Records to process
◇ ◇ ◇ ◇ ◇ ◇ ◇

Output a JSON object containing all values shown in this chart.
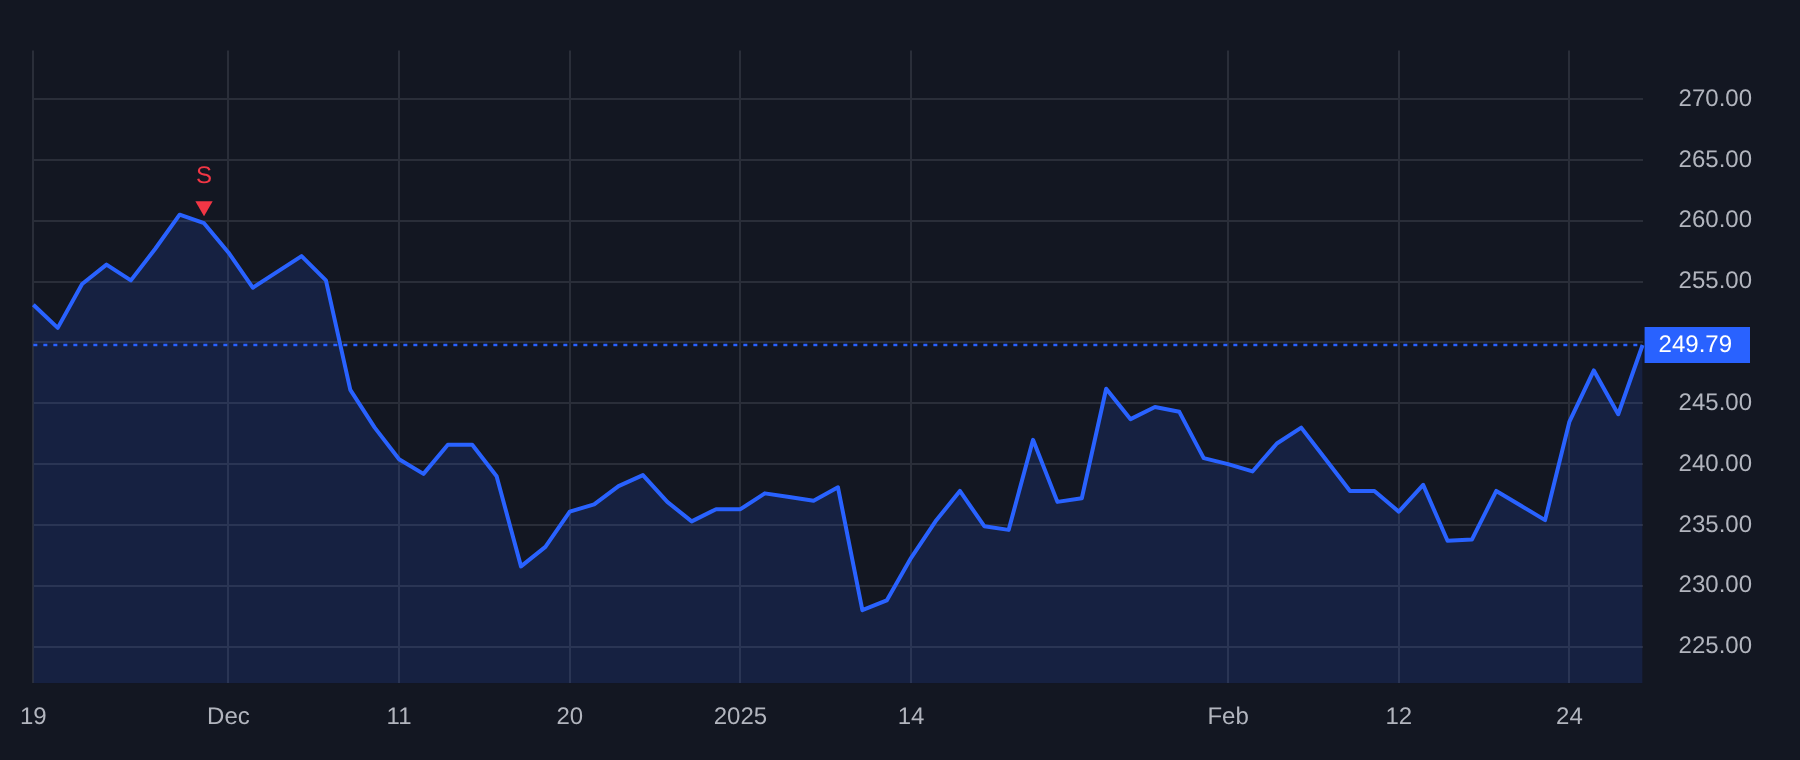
{
  "chart_data": {
    "type": "area",
    "categories": [
      "19",
      null,
      null,
      null,
      null,
      null,
      null,
      null,
      "Dec",
      null,
      null,
      null,
      null,
      null,
      null,
      "11",
      null,
      null,
      null,
      null,
      null,
      null,
      "20",
      null,
      null,
      null,
      null,
      null,
      null,
      "2025",
      null,
      null,
      null,
      null,
      null,
      null,
      "14",
      null,
      null,
      null,
      null,
      null,
      null,
      null,
      null,
      null,
      null,
      null,
      null,
      "Feb",
      null,
      null,
      null,
      null,
      null,
      null,
      "12",
      null,
      null,
      null,
      null,
      null,
      null,
      "24",
      null,
      null,
      null
    ],
    "series": [
      {
        "color": "#2962ff",
        "values": [
          253.1,
          251.2,
          254.8,
          256.4,
          255.1,
          257.7,
          260.5,
          259.8,
          257.4,
          254.5,
          255.8,
          257.1,
          255.1,
          246.1,
          243.0,
          240.4,
          239.2,
          241.6,
          241.6,
          239.0,
          231.6,
          233.2,
          236.1,
          236.7,
          238.2,
          239.1,
          236.9,
          235.3,
          236.3,
          236.3,
          237.6,
          237.3,
          237.0,
          238.1,
          228.0,
          228.8,
          232.3,
          235.3,
          237.8,
          234.9,
          234.6,
          242.0,
          236.9,
          237.2,
          246.2,
          243.7,
          244.7,
          244.3,
          240.5,
          240.0,
          239.4,
          241.7,
          243.0,
          240.4,
          237.8,
          237.8,
          236.1,
          238.3,
          233.7,
          233.8,
          237.8,
          236.6,
          235.4,
          243.5,
          247.7,
          244.1,
          249.79
        ]
      },
      {
        "type": "scatter",
        "color": "#f23645",
        "marker": "triangle",
        "values": [
          null,
          null,
          null,
          null,
          null,
          null,
          null,
          261.2,
          null,
          null,
          null,
          null,
          null,
          null,
          null,
          null,
          null,
          null,
          null,
          null,
          null,
          null,
          null,
          null,
          null,
          null,
          null,
          null,
          null,
          null,
          null,
          null,
          null,
          null,
          null,
          null,
          null,
          null,
          null,
          null,
          null,
          null,
          null,
          null,
          null,
          null,
          null,
          null,
          null,
          null,
          null,
          null,
          null,
          null,
          null,
          null,
          null,
          null,
          null,
          null,
          null,
          null,
          null,
          null,
          null,
          null,
          null
        ]
      }
    ],
    "annotations": [
      "S"
    ],
    "ylim": [
      222,
      274
    ],
    "yticks": [
      {
        "value": 225,
        "label": "225.00"
      },
      {
        "value": 230,
        "label": "230.00"
      },
      {
        "value": 235,
        "label": "235.00"
      },
      {
        "value": 240,
        "label": "240.00"
      },
      {
        "value": 245,
        "label": "245.00"
      },
      {
        "value": 250,
        "label": null
      },
      {
        "value": 255,
        "label": "255.00"
      },
      {
        "value": 260,
        "label": "260.00"
      },
      {
        "value": 265,
        "label": "265.00"
      },
      {
        "value": 270,
        "label": "270.00"
      }
    ],
    "ref_lines": [
      {
        "axis": "y",
        "value": 249.79,
        "label": "249.79",
        "color": "#2962ff",
        "line_style": "dotted"
      }
    ],
    "grid": true,
    "legend": false
  }
}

◇ ◇ ◇ ◇ ◇ ◇ ◇

Brief
Identify every line where the string "label" appears.

Output of the task
        "label": "225.00"
        "label": "230.00"
        "label": "235.00"
        "label": "240.00"
        "label": "245.00"
        "label": null
        "label": "255.00"
        "label": "260.00"
        "label": "265.00"
        "label": "270.00"
        "label": "249.79",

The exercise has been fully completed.